### WHAT YOU ARE ASKED TO DO
Print out each entry below exactly, please.

### MATERIAL FOR THE TASK
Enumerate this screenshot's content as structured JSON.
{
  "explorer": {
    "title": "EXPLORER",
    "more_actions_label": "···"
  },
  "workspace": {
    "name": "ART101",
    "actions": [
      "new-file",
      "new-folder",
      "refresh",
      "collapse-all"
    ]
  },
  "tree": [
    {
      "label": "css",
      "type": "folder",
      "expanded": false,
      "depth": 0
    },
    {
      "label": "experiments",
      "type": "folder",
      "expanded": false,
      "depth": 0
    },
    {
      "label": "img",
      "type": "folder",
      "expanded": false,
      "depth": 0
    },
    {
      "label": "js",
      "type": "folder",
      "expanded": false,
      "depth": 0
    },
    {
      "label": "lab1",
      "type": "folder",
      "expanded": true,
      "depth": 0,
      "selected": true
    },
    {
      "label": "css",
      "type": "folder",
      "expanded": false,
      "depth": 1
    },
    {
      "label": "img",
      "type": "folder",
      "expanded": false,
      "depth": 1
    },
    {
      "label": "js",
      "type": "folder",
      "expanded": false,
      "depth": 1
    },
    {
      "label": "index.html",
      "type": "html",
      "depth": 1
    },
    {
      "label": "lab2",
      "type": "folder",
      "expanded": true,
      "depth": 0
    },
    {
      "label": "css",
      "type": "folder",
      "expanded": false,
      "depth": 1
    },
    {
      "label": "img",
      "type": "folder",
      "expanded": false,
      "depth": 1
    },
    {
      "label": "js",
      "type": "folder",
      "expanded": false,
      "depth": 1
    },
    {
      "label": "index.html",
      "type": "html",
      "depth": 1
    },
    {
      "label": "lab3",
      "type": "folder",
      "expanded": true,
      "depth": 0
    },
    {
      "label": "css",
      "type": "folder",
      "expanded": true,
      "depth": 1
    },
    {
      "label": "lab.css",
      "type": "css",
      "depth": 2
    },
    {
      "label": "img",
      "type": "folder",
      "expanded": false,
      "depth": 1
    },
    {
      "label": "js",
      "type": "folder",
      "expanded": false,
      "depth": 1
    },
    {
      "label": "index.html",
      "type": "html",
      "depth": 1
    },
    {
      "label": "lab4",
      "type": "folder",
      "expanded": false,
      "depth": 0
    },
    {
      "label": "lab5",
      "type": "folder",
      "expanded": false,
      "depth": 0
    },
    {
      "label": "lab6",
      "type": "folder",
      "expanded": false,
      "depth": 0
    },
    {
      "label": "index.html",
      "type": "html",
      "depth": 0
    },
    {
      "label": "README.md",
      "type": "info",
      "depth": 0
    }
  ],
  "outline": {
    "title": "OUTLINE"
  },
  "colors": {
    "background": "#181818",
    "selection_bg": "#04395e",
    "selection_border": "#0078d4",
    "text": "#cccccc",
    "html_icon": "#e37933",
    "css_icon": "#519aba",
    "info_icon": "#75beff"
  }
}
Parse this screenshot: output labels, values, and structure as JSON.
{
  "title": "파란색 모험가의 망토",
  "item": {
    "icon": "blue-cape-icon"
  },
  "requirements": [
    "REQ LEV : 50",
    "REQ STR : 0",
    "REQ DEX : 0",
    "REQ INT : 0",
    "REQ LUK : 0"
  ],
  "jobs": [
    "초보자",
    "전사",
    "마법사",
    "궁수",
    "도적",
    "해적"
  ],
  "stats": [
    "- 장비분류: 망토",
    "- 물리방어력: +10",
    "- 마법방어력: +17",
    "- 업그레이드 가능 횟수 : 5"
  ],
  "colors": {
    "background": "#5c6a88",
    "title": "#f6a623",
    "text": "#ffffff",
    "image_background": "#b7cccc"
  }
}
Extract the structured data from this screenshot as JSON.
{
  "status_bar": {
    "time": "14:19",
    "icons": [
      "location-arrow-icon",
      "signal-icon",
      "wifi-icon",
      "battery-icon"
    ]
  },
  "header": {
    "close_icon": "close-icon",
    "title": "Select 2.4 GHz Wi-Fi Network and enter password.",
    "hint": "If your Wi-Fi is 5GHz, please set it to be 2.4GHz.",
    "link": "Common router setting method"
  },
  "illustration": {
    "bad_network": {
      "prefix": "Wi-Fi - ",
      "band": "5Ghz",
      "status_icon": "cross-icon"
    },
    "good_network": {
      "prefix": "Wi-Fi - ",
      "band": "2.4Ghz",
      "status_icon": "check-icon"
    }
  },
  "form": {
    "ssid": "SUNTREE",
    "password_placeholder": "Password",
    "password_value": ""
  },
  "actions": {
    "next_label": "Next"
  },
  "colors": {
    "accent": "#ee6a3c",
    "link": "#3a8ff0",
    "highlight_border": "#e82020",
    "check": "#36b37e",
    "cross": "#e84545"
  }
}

### COMPLETED TASK
Enumerate this screenshot's content as structured JSON.
{
  "explorer": {
    "title": "EXPLORER",
    "more_actions_label": "···"
  },
  "workspace": {
    "name": "ART101",
    "actions": [
      "new-file",
      "new-folder",
      "refresh",
      "collapse-all"
    ]
  },
  "tree": [
    {
      "label": "css",
      "type": "folder",
      "expanded": false,
      "depth": 0
    },
    {
      "label": "experiments",
      "type": "folder",
      "expanded": false,
      "depth": 0
    },
    {
      "label": "img",
      "type": "folder",
      "expanded": false,
      "depth": 0
    },
    {
      "label": "js",
      "type": "folder",
      "expanded": false,
      "depth": 0
    },
    {
      "label": "lab1",
      "type": "folder",
      "expanded": true,
      "depth": 0,
      "selected": true
    },
    {
      "label": "css",
      "type": "folder",
      "expanded": false,
      "depth": 1
    },
    {
      "label": "img",
      "type": "folder",
      "expanded": false,
      "depth": 1
    },
    {
      "label": "js",
      "type": "folder",
      "expanded": false,
      "depth": 1
    },
    {
      "label": "index.html",
      "type": "html",
      "depth": 1
    },
    {
      "label": "lab2",
      "type": "folder",
      "expanded": true,
      "depth": 0
    },
    {
      "label": "css",
      "type": "folder",
      "expanded": false,
      "depth": 1
    },
    {
      "label": "img",
      "type": "folder",
      "expanded": false,
      "depth": 1
    },
    {
      "label": "js",
      "type": "folder",
      "expanded": false,
      "depth": 1
    },
    {
      "label": "index.html",
      "type": "html",
      "depth": 1
    },
    {
      "label": "lab3",
      "type": "folder",
      "expanded": true,
      "depth": 0
    },
    {
      "label": "css",
      "type": "folder",
      "expanded": true,
      "depth": 1
    },
    {
      "label": "lab.css",
      "type": "css",
      "depth": 2
    },
    {
      "label": "img",
      "type": "folder",
      "expanded": false,
      "depth": 1
    },
    {
      "label": "js",
      "type": "folder",
      "expanded": false,
      "depth": 1
    },
    {
      "label": "index.html",
      "type": "html",
      "depth": 1
    },
    {
      "label": "lab4",
      "type": "folder",
      "expanded": false,
      "depth": 0
    },
    {
      "label": "lab5",
      "type": "folder",
      "expanded": false,
      "depth": 0
    },
    {
      "label": "lab6",
      "type": "folder",
      "expanded": false,
      "depth": 0
    },
    {
      "label": "index.html",
      "type": "html",
      "depth": 0
    },
    {
      "label": "README.md",
      "type": "info",
      "depth": 0
    }
  ],
  "outline": {
    "title": "OUTLINE"
  },
  "colors": {
    "background": "#181818",
    "selection_bg": "#04395e",
    "selection_border": "#0078d4",
    "text": "#cccccc",
    "html_icon": "#e37933",
    "css_icon": "#519aba",
    "info_icon": "#75beff"
  }
}
Parse this screenshot: output labels, values, and structure as JSON.
{
  "title": "파란색 모험가의 망토",
  "item": {
    "icon": "blue-cape-icon"
  },
  "requirements": [
    "REQ LEV : 50",
    "REQ STR : 0",
    "REQ DEX : 0",
    "REQ INT : 0",
    "REQ LUK : 0"
  ],
  "jobs": [
    "초보자",
    "전사",
    "마법사",
    "궁수",
    "도적",
    "해적"
  ],
  "stats": [
    "- 장비분류: 망토",
    "- 물리방어력: +10",
    "- 마법방어력: +17",
    "- 업그레이드 가능 횟수 : 5"
  ],
  "colors": {
    "background": "#5c6a88",
    "title": "#f6a623",
    "text": "#ffffff",
    "image_background": "#b7cccc"
  }
}
Extract the structured data from this screenshot as JSON.
{
  "status_bar": {
    "time": "14:19",
    "icons": [
      "location-arrow-icon",
      "signal-icon",
      "wifi-icon",
      "battery-icon"
    ]
  },
  "header": {
    "close_icon": "close-icon",
    "title": "Select 2.4 GHz Wi-Fi Network and enter password.",
    "hint": "If your Wi-Fi is 5GHz, please set it to be 2.4GHz.",
    "link": "Common router setting method"
  },
  "illustration": {
    "bad_network": {
      "prefix": "Wi-Fi - ",
      "band": "5Ghz",
      "status_icon": "cross-icon"
    },
    "good_network": {
      "prefix": "Wi-Fi - ",
      "band": "2.4Ghz",
      "status_icon": "check-icon"
    }
  },
  "form": {
    "ssid": "SUNTREE",
    "password_placeholder": "Password",
    "password_value": ""
  },
  "actions": {
    "next_label": "Next"
  },
  "colors": {
    "accent": "#ee6a3c",
    "link": "#3a8ff0",
    "highlight_border": "#e82020",
    "check": "#36b37e",
    "cross": "#e84545"
  }
}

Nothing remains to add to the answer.